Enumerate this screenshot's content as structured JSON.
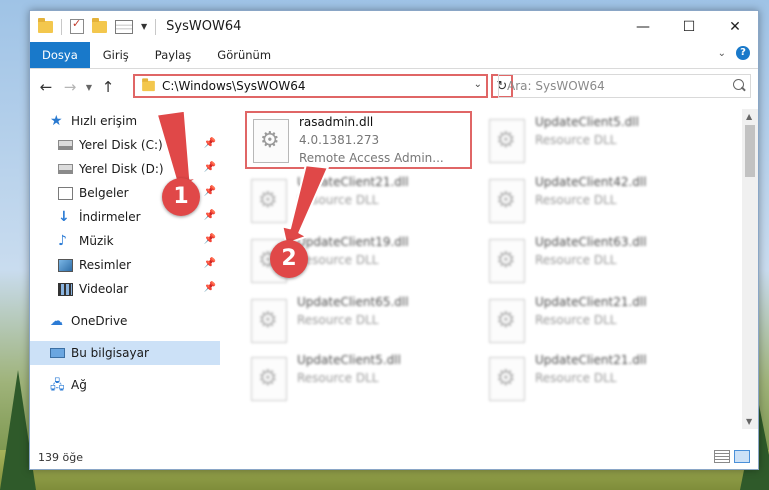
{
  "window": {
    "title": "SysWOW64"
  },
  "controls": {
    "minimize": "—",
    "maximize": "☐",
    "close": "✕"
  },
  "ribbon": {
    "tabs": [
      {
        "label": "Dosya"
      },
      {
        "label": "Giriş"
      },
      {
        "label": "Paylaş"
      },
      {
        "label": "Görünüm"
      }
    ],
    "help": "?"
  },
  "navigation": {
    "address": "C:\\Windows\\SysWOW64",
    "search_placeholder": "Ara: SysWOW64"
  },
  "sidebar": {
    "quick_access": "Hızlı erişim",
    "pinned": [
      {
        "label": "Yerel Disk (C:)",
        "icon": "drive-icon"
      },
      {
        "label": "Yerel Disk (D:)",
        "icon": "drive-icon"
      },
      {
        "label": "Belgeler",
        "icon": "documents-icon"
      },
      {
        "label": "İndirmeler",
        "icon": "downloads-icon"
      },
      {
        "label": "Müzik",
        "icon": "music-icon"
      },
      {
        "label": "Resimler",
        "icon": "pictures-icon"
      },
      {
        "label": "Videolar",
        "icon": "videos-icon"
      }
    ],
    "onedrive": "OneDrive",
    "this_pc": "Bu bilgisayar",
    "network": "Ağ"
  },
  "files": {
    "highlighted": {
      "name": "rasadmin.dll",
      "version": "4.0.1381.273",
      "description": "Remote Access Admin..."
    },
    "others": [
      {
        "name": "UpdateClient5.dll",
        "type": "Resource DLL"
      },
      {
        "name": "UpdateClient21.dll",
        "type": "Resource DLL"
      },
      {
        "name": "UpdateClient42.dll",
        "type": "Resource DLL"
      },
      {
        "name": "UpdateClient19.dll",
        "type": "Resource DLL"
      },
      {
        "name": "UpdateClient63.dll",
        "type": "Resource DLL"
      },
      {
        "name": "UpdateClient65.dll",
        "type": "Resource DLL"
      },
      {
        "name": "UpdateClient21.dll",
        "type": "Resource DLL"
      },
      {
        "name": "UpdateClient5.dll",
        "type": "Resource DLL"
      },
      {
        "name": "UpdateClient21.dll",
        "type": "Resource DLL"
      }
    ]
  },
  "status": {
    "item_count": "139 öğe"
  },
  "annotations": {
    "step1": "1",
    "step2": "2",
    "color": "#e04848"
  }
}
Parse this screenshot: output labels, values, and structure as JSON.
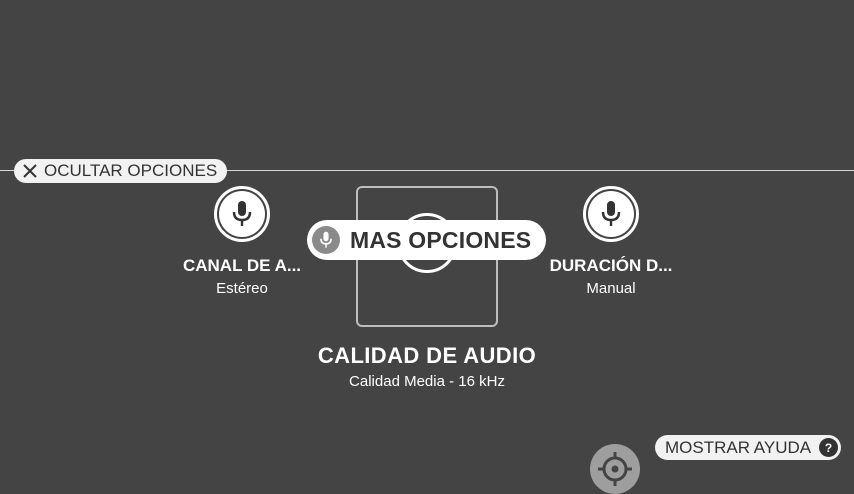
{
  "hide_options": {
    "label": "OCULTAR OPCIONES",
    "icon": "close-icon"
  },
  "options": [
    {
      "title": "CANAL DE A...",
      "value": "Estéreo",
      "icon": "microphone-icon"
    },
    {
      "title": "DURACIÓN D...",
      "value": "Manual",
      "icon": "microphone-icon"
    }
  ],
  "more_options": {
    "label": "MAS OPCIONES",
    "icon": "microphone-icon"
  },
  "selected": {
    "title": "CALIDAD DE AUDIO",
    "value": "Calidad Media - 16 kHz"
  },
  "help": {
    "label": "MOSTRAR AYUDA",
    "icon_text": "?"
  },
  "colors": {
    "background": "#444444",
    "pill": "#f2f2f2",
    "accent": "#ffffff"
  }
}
+-------+
### EXERCISE GOAL
Give the data again exactly as written, with all pictures left out.

### FINISHED TASK
Enumerate this screenshot's content as structured JSON.
{
  "window": {
    "title": "SysWOW64"
  },
  "controls": {
    "minimize": "—",
    "maximize": "☐",
    "close": "✕"
  },
  "ribbon": {
    "tabs": [
      {
        "label": "Dosya"
      },
      {
        "label": "Giriş"
      },
      {
        "label": "Paylaş"
      },
      {
        "label": "Görünüm"
      }
    ],
    "help": "?"
  },
  "navigation": {
    "address": "C:\\Windows\\SysWOW64",
    "search_placeholder": "Ara: SysWOW64"
  },
  "sidebar": {
    "quick_access": "Hızlı erişim",
    "pinned": [
      {
        "label": "Yerel Disk (C:)",
        "icon": "drive-icon"
      },
      {
        "label": "Yerel Disk (D:)",
        "icon": "drive-icon"
      },
      {
        "label": "Belgeler",
        "icon": "documents-icon"
      },
      {
        "label": "İndirmeler",
        "icon": "downloads-icon"
      },
      {
        "label": "Müzik",
        "icon": "music-icon"
      },
      {
        "label": "Resimler",
        "icon": "pictures-icon"
      },
      {
        "label": "Videolar",
        "icon": "videos-icon"
      }
    ],
    "onedrive": "OneDrive",
    "this_pc": "Bu bilgisayar",
    "network": "Ağ"
  },
  "files": {
    "highlighted": {
      "name": "rasadmin.dll",
      "version": "4.0.1381.273",
      "description": "Remote Access Admin..."
    },
    "others": [
      {
        "name": "UpdateClient5.dll",
        "type": "Resource DLL"
      },
      {
        "name": "UpdateClient21.dll",
        "type": "Resource DLL"
      },
      {
        "name": "UpdateClient42.dll",
        "type": "Resource DLL"
      },
      {
        "name": "UpdateClient19.dll",
        "type": "Resource DLL"
      },
      {
        "name": "UpdateClient63.dll",
        "type": "Resource DLL"
      },
      {
        "name": "UpdateClient65.dll",
        "type": "Resource DLL"
      },
      {
        "name": "UpdateClient21.dll",
        "type": "Resource DLL"
      },
      {
        "name": "UpdateClient5.dll",
        "type": "Resource DLL"
      },
      {
        "name": "UpdateClient21.dll",
        "type": "Resource DLL"
      }
    ]
  },
  "status": {
    "item_count": "139 öğe"
  },
  "annotations": {
    "step1": "1",
    "step2": "2",
    "color": "#e04848"
  }
}
Parse this screenshot: output labels, values, and structure as JSON.
{
  "hide_options": {
    "label": "OCULTAR OPCIONES",
    "icon": "close-icon"
  },
  "options": [
    {
      "title": "CANAL DE A...",
      "value": "Estéreo",
      "icon": "microphone-icon"
    },
    {
      "title": "DURACIÓN D...",
      "value": "Manual",
      "icon": "microphone-icon"
    }
  ],
  "more_options": {
    "label": "MAS OPCIONES",
    "icon": "microphone-icon"
  },
  "selected": {
    "title": "CALIDAD DE AUDIO",
    "value": "Calidad Media - 16 kHz"
  },
  "help": {
    "label": "MOSTRAR AYUDA",
    "icon_text": "?"
  },
  "colors": {
    "background": "#444444",
    "pill": "#f2f2f2",
    "accent": "#ffffff"
  }
}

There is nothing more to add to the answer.